Records to use —
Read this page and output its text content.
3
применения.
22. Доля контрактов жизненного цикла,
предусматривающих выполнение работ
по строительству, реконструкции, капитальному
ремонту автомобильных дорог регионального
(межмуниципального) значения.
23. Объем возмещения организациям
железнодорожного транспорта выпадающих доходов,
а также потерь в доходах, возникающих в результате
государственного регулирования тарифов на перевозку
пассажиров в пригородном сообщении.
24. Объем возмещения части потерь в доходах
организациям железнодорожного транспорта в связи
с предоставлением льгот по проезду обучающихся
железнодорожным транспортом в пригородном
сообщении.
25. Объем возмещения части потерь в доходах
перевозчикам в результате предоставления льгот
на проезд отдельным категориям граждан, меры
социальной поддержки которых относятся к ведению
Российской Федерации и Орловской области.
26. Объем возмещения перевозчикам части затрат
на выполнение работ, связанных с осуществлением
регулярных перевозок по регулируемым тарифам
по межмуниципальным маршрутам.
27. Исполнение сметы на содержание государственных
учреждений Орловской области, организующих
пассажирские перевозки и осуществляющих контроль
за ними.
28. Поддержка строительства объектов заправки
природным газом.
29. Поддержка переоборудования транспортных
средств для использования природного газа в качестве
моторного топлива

Task brief —
Extract the full set of entries word for word.

Task answer —
Read this page and output its text content.
3
применения.
22. Доля контрактов жизненного цикла,
предусматривающих выполнение работ
по строительству, реконструкции, капитальному
ремонту автомобильных дорог регионального
(межмуниципального) значения.
23. Объем возмещения организациям
железнодорожного транспорта выпадающих доходов,
а также потерь в доходах, возникающих в результате
государственного регулирования тарифов на перевозку
пассажиров в пригородном сообщении.
24. Объем возмещения части потерь в доходах
организациям железнодорожного транспорта в связи
с предоставлением льгот по проезду обучающихся
железнодорожным транспортом в пригородном
сообщении.
25. Объем возмещения части потерь в доходах
перевозчикам в результате предоставления льгот
на проезд отдельным категориям граждан, меры
социальной поддержки которых относятся к ведению
Российской Федерации и Орловской области.
26. Объем возмещения перевозчикам части затрат
на выполнение работ, связанных с осуществлением
регулярных перевозок по регулируемым тарифам
по межмуниципальным маршрутам.
27. Исполнение сметы на содержание государственных
учреждений Орловской области, организующих
пассажирские перевозки и осуществляющих контроль
за ними.
28. Поддержка строительства объектов заправки
природным газом.
29. Поддержка переоборудования транспортных
средств для использования природного газа в качестве
моторного топлива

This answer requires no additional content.